Print the records again, character for character.

◆ ◆ ◆ ◆

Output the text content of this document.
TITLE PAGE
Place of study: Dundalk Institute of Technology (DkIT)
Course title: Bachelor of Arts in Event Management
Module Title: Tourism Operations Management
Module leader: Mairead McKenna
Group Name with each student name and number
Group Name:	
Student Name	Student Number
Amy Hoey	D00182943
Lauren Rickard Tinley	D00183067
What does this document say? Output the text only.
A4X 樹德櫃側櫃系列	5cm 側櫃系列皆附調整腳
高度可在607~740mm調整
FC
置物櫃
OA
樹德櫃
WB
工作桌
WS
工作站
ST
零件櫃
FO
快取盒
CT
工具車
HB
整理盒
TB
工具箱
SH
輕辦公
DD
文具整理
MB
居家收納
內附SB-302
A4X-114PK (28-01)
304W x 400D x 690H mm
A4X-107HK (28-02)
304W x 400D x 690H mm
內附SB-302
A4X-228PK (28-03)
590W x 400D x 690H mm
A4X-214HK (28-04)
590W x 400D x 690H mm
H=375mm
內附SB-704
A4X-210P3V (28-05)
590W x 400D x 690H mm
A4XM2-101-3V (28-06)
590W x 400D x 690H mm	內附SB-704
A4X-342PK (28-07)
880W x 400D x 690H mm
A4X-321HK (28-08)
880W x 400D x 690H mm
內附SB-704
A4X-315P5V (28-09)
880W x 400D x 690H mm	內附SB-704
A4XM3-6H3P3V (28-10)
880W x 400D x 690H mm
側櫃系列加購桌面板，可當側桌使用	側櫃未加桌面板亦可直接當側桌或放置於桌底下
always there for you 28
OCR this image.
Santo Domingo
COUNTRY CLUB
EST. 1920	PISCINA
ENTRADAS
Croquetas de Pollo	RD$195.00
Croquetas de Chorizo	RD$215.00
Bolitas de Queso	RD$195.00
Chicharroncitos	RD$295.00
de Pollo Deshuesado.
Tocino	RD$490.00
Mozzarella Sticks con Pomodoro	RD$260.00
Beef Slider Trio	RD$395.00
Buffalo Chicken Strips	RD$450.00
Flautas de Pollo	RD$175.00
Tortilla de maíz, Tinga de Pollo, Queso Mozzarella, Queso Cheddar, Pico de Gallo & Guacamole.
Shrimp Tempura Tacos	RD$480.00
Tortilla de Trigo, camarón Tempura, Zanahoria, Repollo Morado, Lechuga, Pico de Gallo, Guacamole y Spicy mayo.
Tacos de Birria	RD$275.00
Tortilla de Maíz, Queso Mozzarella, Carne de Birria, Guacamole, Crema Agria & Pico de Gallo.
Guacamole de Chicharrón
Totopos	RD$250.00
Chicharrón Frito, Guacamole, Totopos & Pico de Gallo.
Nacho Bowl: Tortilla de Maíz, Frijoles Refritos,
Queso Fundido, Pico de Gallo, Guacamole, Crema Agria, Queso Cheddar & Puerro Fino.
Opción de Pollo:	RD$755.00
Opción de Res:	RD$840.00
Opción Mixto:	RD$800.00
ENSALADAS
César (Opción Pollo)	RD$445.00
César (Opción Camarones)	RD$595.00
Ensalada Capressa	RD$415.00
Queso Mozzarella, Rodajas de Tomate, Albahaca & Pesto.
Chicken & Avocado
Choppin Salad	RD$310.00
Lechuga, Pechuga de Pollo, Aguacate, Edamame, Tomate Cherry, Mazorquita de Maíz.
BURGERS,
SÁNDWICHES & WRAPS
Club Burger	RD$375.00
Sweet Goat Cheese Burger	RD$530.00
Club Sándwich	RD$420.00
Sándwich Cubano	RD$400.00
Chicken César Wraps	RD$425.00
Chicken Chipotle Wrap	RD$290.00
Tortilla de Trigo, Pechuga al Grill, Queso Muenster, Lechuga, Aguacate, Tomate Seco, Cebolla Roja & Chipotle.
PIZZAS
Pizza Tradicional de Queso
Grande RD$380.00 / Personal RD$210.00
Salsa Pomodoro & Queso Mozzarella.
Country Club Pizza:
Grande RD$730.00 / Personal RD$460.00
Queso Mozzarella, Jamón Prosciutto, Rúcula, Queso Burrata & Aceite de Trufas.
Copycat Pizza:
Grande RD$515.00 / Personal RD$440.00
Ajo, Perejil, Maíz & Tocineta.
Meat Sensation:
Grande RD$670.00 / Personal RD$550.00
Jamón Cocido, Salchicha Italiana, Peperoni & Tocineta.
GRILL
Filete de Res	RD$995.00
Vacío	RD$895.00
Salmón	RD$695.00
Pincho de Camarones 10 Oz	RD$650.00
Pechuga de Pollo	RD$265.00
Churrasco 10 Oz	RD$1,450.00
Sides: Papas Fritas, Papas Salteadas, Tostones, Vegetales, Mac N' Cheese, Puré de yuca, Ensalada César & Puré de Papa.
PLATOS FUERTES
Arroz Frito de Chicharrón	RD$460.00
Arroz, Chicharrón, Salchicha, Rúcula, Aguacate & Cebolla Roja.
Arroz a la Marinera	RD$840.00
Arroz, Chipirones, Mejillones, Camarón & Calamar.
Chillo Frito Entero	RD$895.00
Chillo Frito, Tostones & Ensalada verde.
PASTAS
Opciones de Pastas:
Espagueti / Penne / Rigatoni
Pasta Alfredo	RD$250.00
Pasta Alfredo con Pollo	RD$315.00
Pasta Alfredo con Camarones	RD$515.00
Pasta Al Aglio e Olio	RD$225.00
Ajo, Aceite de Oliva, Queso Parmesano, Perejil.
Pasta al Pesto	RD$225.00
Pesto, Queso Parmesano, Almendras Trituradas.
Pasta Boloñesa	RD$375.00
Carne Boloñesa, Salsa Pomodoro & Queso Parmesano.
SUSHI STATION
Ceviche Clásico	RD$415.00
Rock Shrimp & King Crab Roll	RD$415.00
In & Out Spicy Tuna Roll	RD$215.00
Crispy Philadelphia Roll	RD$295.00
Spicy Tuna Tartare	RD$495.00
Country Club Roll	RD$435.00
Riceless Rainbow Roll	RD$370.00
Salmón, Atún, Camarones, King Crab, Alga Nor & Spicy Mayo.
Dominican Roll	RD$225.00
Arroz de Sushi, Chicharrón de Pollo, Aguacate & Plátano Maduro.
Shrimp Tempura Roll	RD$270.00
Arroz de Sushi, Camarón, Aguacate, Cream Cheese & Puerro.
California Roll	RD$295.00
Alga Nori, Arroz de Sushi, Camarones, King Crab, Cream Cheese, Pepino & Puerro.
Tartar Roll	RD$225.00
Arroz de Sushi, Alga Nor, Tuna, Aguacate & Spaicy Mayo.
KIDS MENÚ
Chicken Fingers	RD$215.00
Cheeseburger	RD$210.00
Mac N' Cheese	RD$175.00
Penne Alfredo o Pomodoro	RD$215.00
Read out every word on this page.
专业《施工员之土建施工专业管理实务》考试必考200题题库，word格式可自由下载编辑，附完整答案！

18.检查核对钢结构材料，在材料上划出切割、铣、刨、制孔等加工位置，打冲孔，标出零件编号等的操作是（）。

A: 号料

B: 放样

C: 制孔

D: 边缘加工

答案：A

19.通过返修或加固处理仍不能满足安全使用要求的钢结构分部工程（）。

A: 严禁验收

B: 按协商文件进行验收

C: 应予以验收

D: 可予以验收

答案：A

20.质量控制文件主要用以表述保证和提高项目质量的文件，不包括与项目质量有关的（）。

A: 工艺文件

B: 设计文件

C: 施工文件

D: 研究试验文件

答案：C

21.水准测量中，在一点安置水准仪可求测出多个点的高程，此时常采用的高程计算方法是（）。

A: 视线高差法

◆ ◆ ◆ ◆

§ **Written answer**:
Output the text content of this document.
TITLE PAGE
Place of study: Dundalk Institute of Technology (DkIT)
Course title: Bachelor of Arts in Event Management
Module Title: Tourism Operations Management
Module leader: Mairead McKenna
Group Name with each student name and number
Group Name:	
Student Name	Student Number
Amy Hoey	D00182943
Lauren Rickard Tinley	D00183067
What does this document say? Output the text only.
A4X 樹德櫃側櫃系列	5cm 側櫃系列皆附調整腳
高度可在607~740mm調整
FC
置物櫃
OA
樹德櫃
WB
工作桌
WS
工作站
ST
零件櫃
FO
快取盒
CT
工具車
HB
整理盒
TB
工具箱
SH
輕辦公
DD
文具整理
MB
居家收納
內附SB-302
A4X-114PK (28-01)
304W x 400D x 690H mm
A4X-107HK (28-02)
304W x 400D x 690H mm
內附SB-302
A4X-228PK (28-03)
590W x 400D x 690H mm
A4X-214HK (28-04)
590W x 400D x 690H mm
H=375mm
內附SB-704
A4X-210P3V (28-05)
590W x 400D x 690H mm
A4XM2-101-3V (28-06)
590W x 400D x 690H mm	內附SB-704
A4X-342PK (28-07)
880W x 400D x 690H mm
A4X-321HK (28-08)
880W x 400D x 690H mm
內附SB-704
A4X-315P5V (28-09)
880W x 400D x 690H mm	內附SB-704
A4XM3-6H3P3V (28-10)
880W x 400D x 690H mm
側櫃系列加購桌面板，可當側桌使用	側櫃未加桌面板亦可直接當側桌或放置於桌底下
always there for you 28
OCR this image.
Santo Domingo
COUNTRY CLUB
EST. 1920	PISCINA
ENTRADAS
Croquetas de Pollo	RD$195.00
Croquetas de Chorizo	RD$215.00
Bolitas de Queso	RD$195.00
Chicharroncitos	RD$295.00
de Pollo Deshuesado.
Tocino	RD$490.00
Mozzarella Sticks con Pomodoro	RD$260.00
Beef Slider Trio	RD$395.00
Buffalo Chicken Strips	RD$450.00
Flautas de Pollo	RD$175.00
Tortilla de maíz, Tinga de Pollo, Queso Mozzarella, Queso Cheddar, Pico de Gallo & Guacamole.
Shrimp Tempura Tacos	RD$480.00
Tortilla de Trigo, camarón Tempura, Zanahoria, Repollo Morado, Lechuga, Pico de Gallo, Guacamole y Spicy mayo.
Tacos de Birria	RD$275.00
Tortilla de Maíz, Queso Mozzarella, Carne de Birria, Guacamole, Crema Agria & Pico de Gallo.
Guacamole de Chicharrón
Totopos	RD$250.00
Chicharrón Frito, Guacamole, Totopos & Pico de Gallo.
Nacho Bowl: Tortilla de Maíz, Frijoles Refritos,
Queso Fundido, Pico de Gallo, Guacamole, Crema Agria, Queso Cheddar & Puerro Fino.
Opción de Pollo:	RD$755.00
Opción de Res:	RD$840.00
Opción Mixto:	RD$800.00
ENSALADAS
César (Opción Pollo)	RD$445.00
César (Opción Camarones)	RD$595.00
Ensalada Capressa	RD$415.00
Queso Mozzarella, Rodajas de Tomate, Albahaca & Pesto.
Chicken & Avocado
Choppin Salad	RD$310.00
Lechuga, Pechuga de Pollo, Aguacate, Edamame, Tomate Cherry, Mazorquita de Maíz.
BURGERS,
SÁNDWICHES & WRAPS
Club Burger	RD$375.00
Sweet Goat Cheese Burger	RD$530.00
Club Sándwich	RD$420.00
Sándwich Cubano	RD$400.00
Chicken César Wraps	RD$425.00
Chicken Chipotle Wrap	RD$290.00
Tortilla de Trigo, Pechuga al Grill, Queso Muenster, Lechuga, Aguacate, Tomate Seco, Cebolla Roja & Chipotle.
PIZZAS
Pizza Tradicional de Queso
Grande RD$380.00 / Personal RD$210.00
Salsa Pomodoro & Queso Mozzarella.
Country Club Pizza:
Grande RD$730.00 / Personal RD$460.00
Queso Mozzarella, Jamón Prosciutto, Rúcula, Queso Burrata & Aceite de Trufas.
Copycat Pizza:
Grande RD$515.00 / Personal RD$440.00
Ajo, Perejil, Maíz & Tocineta.
Meat Sensation:
Grande RD$670.00 / Personal RD$550.00
Jamón Cocido, Salchicha Italiana, Peperoni & Tocineta.
GRILL
Filete de Res	RD$995.00
Vacío	RD$895.00
Salmón	RD$695.00
Pincho de Camarones 10 Oz	RD$650.00
Pechuga de Pollo	RD$265.00
Churrasco 10 Oz	RD$1,450.00
Sides: Papas Fritas, Papas Salteadas, Tostones, Vegetales, Mac N' Cheese, Puré de yuca, Ensalada César & Puré de Papa.
PLATOS FUERTES
Arroz Frito de Chicharrón	RD$460.00
Arroz, Chicharrón, Salchicha, Rúcula, Aguacate & Cebolla Roja.
Arroz a la Marinera	RD$840.00
Arroz, Chipirones, Mejillones, Camarón & Calamar.
Chillo Frito Entero	RD$895.00
Chillo Frito, Tostones & Ensalada verde.
PASTAS
Opciones de Pastas:
Espagueti / Penne / Rigatoni
Pasta Alfredo	RD$250.00
Pasta Alfredo con Pollo	RD$315.00
Pasta Alfredo con Camarones	RD$515.00
Pasta Al Aglio e Olio	RD$225.00
Ajo, Aceite de Oliva, Queso Parmesano, Perejil.
Pasta al Pesto	RD$225.00
Pesto, Queso Parmesano, Almendras Trituradas.
Pasta Boloñesa	RD$375.00
Carne Boloñesa, Salsa Pomodoro & Queso Parmesano.
SUSHI STATION
Ceviche Clásico	RD$415.00
Rock Shrimp & King Crab Roll	RD$415.00
In & Out Spicy Tuna Roll	RD$215.00
Crispy Philadelphia Roll	RD$295.00
Spicy Tuna Tartare	RD$495.00
Country Club Roll	RD$435.00
Riceless Rainbow Roll	RD$370.00
Salmón, Atún, Camarones, King Crab, Alga Nor & Spicy Mayo.
Dominican Roll	RD$225.00
Arroz de Sushi, Chicharrón de Pollo, Aguacate & Plátano Maduro.
Shrimp Tempura Roll	RD$270.00
Arroz de Sushi, Camarón, Aguacate, Cream Cheese & Puerro.
California Roll	RD$295.00
Alga Nori, Arroz de Sushi, Camarones, King Crab, Cream Cheese, Pepino & Puerro.
Tartar Roll	RD$225.00
Arroz de Sushi, Alga Nor, Tuna, Aguacate & Spaicy Mayo.
KIDS MENÚ
Chicken Fingers	RD$215.00
Cheeseburger	RD$210.00
Mac N' Cheese	RD$175.00
Penne Alfredo o Pomodoro	RD$215.00
Read out every word on this page.
专业《施工员之土建施工专业管理实务》考试必考200题题库，word格式可自由下载编辑，附完整答案！

18.检查核对钢结构材料，在材料上划出切割、铣、刨、制孔等加工位置，打冲孔，标出零件编号等的操作是（）。

A: 号料

B: 放样

C: 制孔

D: 边缘加工

答案：A

19.通过返修或加固处理仍不能满足安全使用要求的钢结构分部工程（）。

A: 严禁验收

B: 按协商文件进行验收

C: 应予以验收

D: 可予以验收

答案：A

20.质量控制文件主要用以表述保证和提高项目质量的文件，不包括与项目质量有关的（）。

A: 工艺文件

B: 设计文件

C: 施工文件

D: 研究试验文件

答案：C

21.水准测量中，在一点安置水准仪可求测出多个点的高程，此时常采用的高程计算方法是（）。

A: 视线高差法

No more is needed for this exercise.